=== Trecho selecionado ===

Os proprietários da Trombini usaram este argumento
mentiroso também no caso de Foz do Jordão, mas
foram imediatamente desmascarados porque a própria
Polícia e a Secretaria de Segurança constataram
que todas as armas apreendidas eram de propriedade dos pistoleiros.
Em seu depoimento à Polícia Civil, os oito pistoleiros
presos em Foz do Jordão confessaram trabalhar com coletes
à prova de bala e portando armas de grosso calibre.
Durante
todo o governo Lerner, estes fazendeiros fortaleceram suas
organizações criminosas, amparadas pela oficialidade
da Secretaria de Segurança Pública e da própria
Polícia Militar. Essa realidade agora deve ser enfrentada
pelo novo governo, de quem se espera uma ação
enérgica para coibir a ação das milícias
privadas.
Somada
à ação das milícias, a falta de
terras disponíveis ainda é um grande obstáculo
para a Reforma Agrária no Estado. Mesmo com o empenho
do INCRA (que vem se esforçando para vistoriar e comprar
áreas) o estoque de terras está zerado, resultado
também da política anti-reforma agrária
de Lerner, que "queimou" os estoques de terra durante
o mandato de José Carlos à frente da Superintendência
Regional do INCRA e não fez nenhuma vistoria ou aquisição
de terra, entregando os estoques vazios ao novo governo.

===

# Lista de tarefas:
[1] Quais órgãos públicos o trecho cita?
[2] Como você resumiria o trecho em duas frases?
Os registros abaixo não têm relação alguma com o trecho.

=== Registros fornecidos ===

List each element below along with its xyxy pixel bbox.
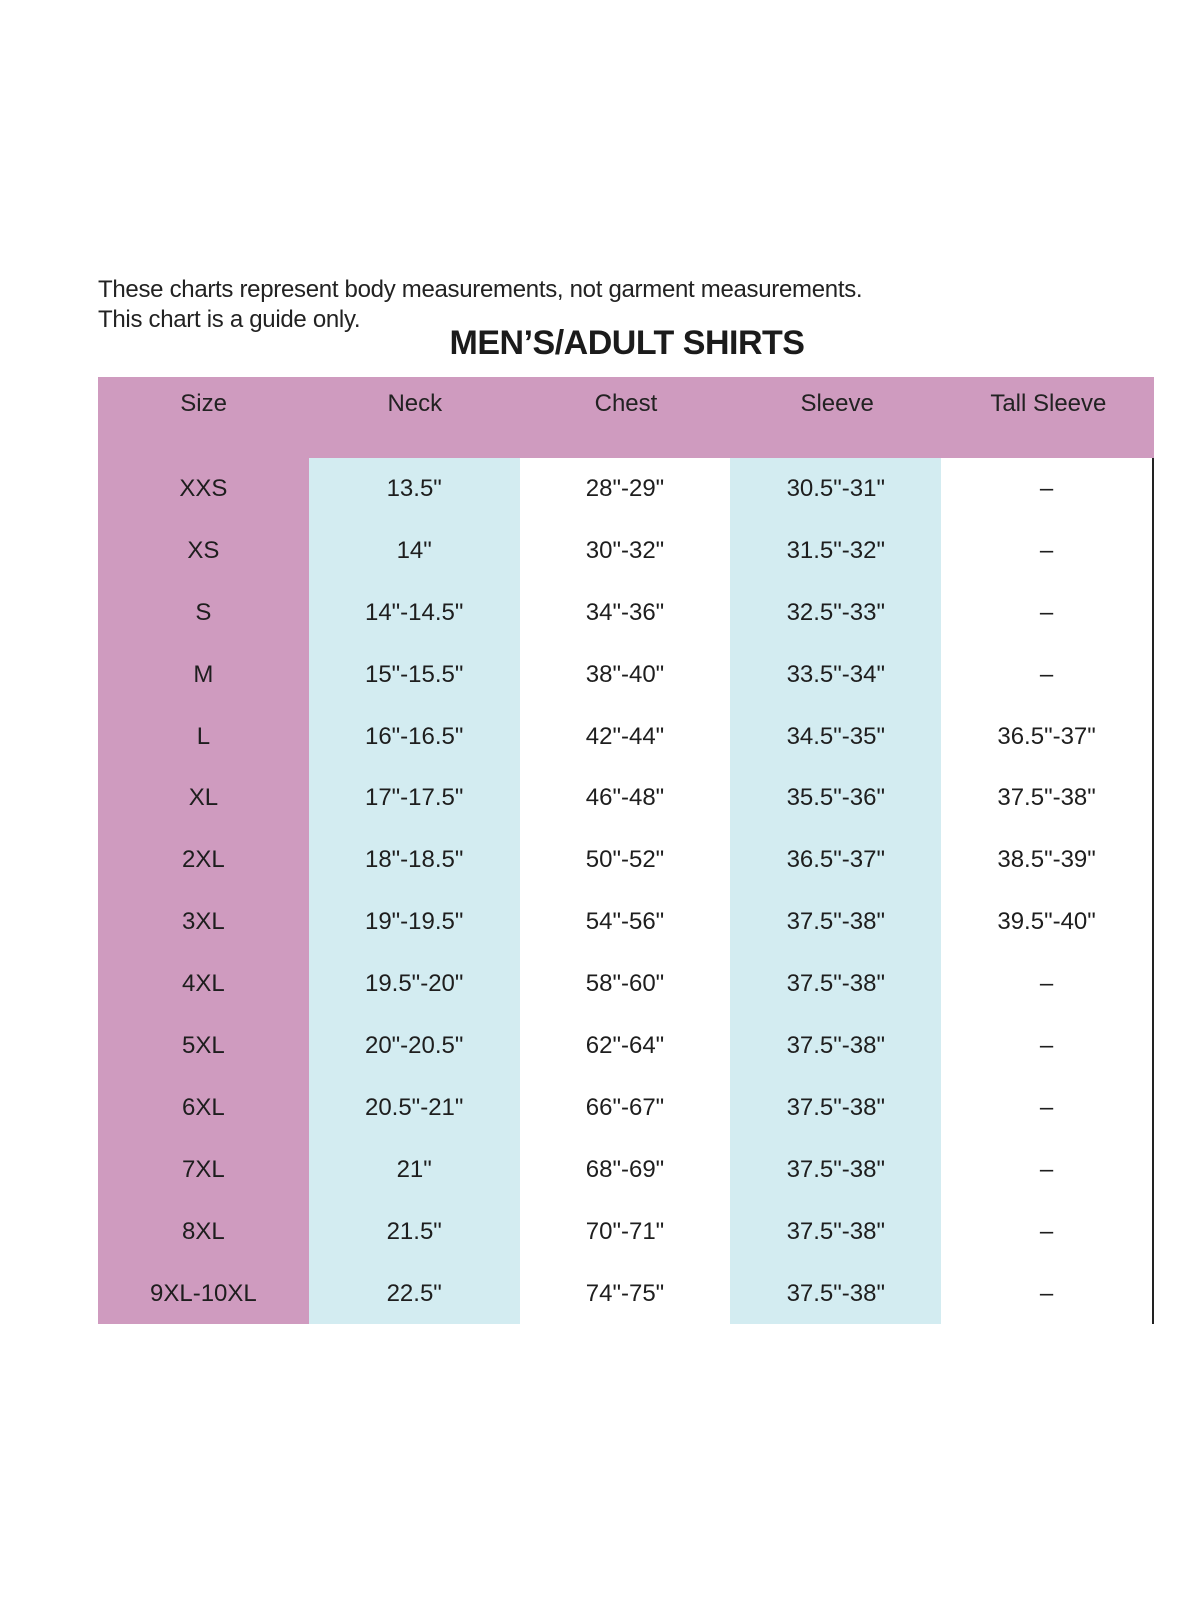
cell-sleeve: 36.5"-37" [730,829,942,892]
cell-size: XXS [98,458,309,520]
cell-tall-sleeve: – [941,458,1152,520]
cell-size: 4XL [98,953,309,1016]
cell-chest: 46"-48" [519,767,731,830]
cell-neck: 19"-19.5" [308,891,520,954]
cell-sleeve: 30.5"-31" [730,458,942,520]
table-row: 5XL 20"-20.5" 62"-64" 37.5"-38" – [98,1015,1152,1077]
table-row: 2XL 18"-18.5" 50"-52" 36.5"-37" 38.5"-39" [98,829,1152,892]
cell-tall-sleeve: – [941,581,1152,644]
cell-chest: 38"-40" [519,643,731,706]
cell-chest: 42"-44" [519,705,731,768]
cell-neck: 15"-15.5" [308,643,520,706]
column-header-sleeve: Sleeve [800,390,874,417]
cell-tall-sleeve: – [941,1262,1152,1325]
column-header-chest: Chest [594,390,658,417]
table-row: XL 17"-17.5" 46"-48" 35.5"-36" 37.5"-38" [98,767,1152,830]
chart-title: MEN’S/ADULT SHIRTS [449,324,805,362]
cell-neck: 19.5"-20" [308,953,520,1016]
cell-size: M [98,643,309,706]
cell-neck: 20.5"-21" [308,1076,520,1139]
cell-chest: 66"-67" [519,1076,731,1139]
cell-chest: 54"-56" [519,891,731,954]
cell-size: L [98,705,309,768]
table-row: S 14"-14.5" 34"-36" 32.5"-33" – [98,581,1152,644]
cell-neck: 17"-17.5" [308,767,520,830]
table-header: Size Neck Chest Sleeve Tall Sleeve [98,377,1154,458]
cell-chest: 30"-32" [519,519,731,582]
cell-sleeve: 35.5"-36" [730,767,942,830]
cell-tall-sleeve: – [941,1200,1152,1263]
cell-chest: 28"-29" [519,458,731,520]
column-header-tall-sleeve: Tall Sleeve [990,390,1107,417]
cell-chest: 74"-75" [519,1262,731,1325]
cell-size: 7XL [98,1138,309,1201]
table-body: XXS 13.5" 28"-29" 30.5"-31" – XS 14" 30"-32" 31.… [98,458,1154,1325]
cell-sleeve: 31.5"-32" [730,519,942,582]
cell-neck: 20"-20.5" [308,1015,520,1077]
table-row: 9XL-10XL 22.5" 74"-75" 37.5"-38" – [98,1262,1152,1325]
cell-sleeve: 32.5"-33" [730,581,942,644]
cell-sleeve: 33.5"-34" [730,643,942,706]
cell-chest: 50"-52" [519,829,731,892]
cell-tall-sleeve: – [941,1015,1152,1077]
table-row: XS 14" 30"-32" 31.5"-32" – [98,519,1152,582]
disclaimer-line-1: These charts represent body measurements… [98,276,863,303]
cell-size: XS [98,519,309,582]
cell-neck: 16"-16.5" [308,705,520,768]
cell-sleeve: 34.5"-35" [730,705,942,768]
cell-sleeve: 37.5"-38" [730,953,942,1016]
cell-size: XL [98,767,309,830]
cell-neck: 14" [308,519,520,582]
column-header-neck: Neck [387,390,443,417]
cell-size: 8XL [98,1200,309,1263]
cell-tall-sleeve: 37.5"-38" [941,767,1152,830]
cell-tall-sleeve: 39.5"-40" [941,891,1152,954]
cell-tall-sleeve: 38.5"-39" [941,829,1152,892]
table-row: 6XL 20.5"-21" 66"-67" 37.5"-38" – [98,1076,1152,1139]
table-row: 8XL 21.5" 70"-71" 37.5"-38" – [98,1200,1152,1263]
cell-tall-sleeve: – [941,519,1152,582]
table-row: M 15"-15.5" 38"-40" 33.5"-34" – [98,643,1152,706]
disclaimer-line-2: This chart is a guide only. [98,306,361,333]
cell-neck: 13.5" [308,458,520,520]
cell-tall-sleeve: – [941,1076,1152,1139]
cell-neck: 21" [308,1138,520,1201]
cell-size: 5XL [98,1015,309,1077]
cell-sleeve: 37.5"-38" [730,1262,942,1325]
cell-size: 2XL [98,829,309,892]
column-header-size: Size [180,390,227,417]
cell-chest: 62"-64" [519,1015,731,1077]
cell-neck: 22.5" [308,1262,520,1325]
cell-sleeve: 37.5"-38" [730,1015,942,1077]
cell-sleeve: 37.5"-38" [730,1200,942,1263]
cell-tall-sleeve: 36.5"-37" [941,705,1152,768]
table-row: L 16"-16.5" 42"-44" 34.5"-35" 36.5"-37" [98,705,1152,768]
cell-size: 3XL [98,891,309,954]
table-row: 3XL 19"-19.5" 54"-56" 37.5"-38" 39.5"-40" [98,891,1152,954]
cell-neck: 21.5" [308,1200,520,1263]
table-row: XXS 13.5" 28"-29" 30.5"-31" – [98,458,1152,520]
cell-chest: 58"-60" [519,953,731,1016]
cell-sleeve: 37.5"-38" [730,1076,942,1139]
cell-chest: 70"-71" [519,1200,731,1263]
cell-neck: 14"-14.5" [308,581,520,644]
cell-chest: 68"-69" [519,1138,731,1201]
cell-size: 9XL-10XL [98,1262,309,1325]
cell-neck: 18"-18.5" [308,829,520,892]
cell-sleeve: 37.5"-38" [730,891,942,954]
table-row: 7XL 21" 68"-69" 37.5"-38" – [98,1138,1152,1201]
size-chart-table: Size Neck Chest Sleeve Tall Sleeve XXS 13.5" 2… [98,377,1154,1325]
cell-size: S [98,581,309,644]
cell-tall-sleeve: – [941,1138,1152,1201]
cell-tall-sleeve: – [941,643,1152,706]
table-row: 4XL 19.5"-20" 58"-60" 37.5"-38" – [98,953,1152,1016]
cell-sleeve: 37.5"-38" [730,1138,942,1201]
cell-tall-sleeve: – [941,953,1152,1016]
cell-chest: 34"-36" [519,581,731,644]
cell-size: 6XL [98,1076,309,1139]
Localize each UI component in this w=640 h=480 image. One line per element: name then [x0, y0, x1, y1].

===

# As respostas:
[1] Polícia Civil, Polícia Militar, Secretaria de Segurança Pública, INCRA e Superintendência Regional do INCRA.

[2] Os proprietários da Trombini usaram um argumento mentiroso no caso de Foz do Jordão, desmascarado quando a Polícia e a Secretaria de Segurança constataram que as armas apreendidas eram dos pistoleiros, e durante o governo Lerner esses fazendeiros fortaleceram suas organizações criminosas, realidade que o novo governo deve enfrentar. Além da ação das milícias, a falta de terras disponíveis é um grande obstáculo para a Reforma Agrária no Estado, pois, mesmo com o empenho do INCRA, o estoque de terras está zerado, também como resultado da política de Lerner.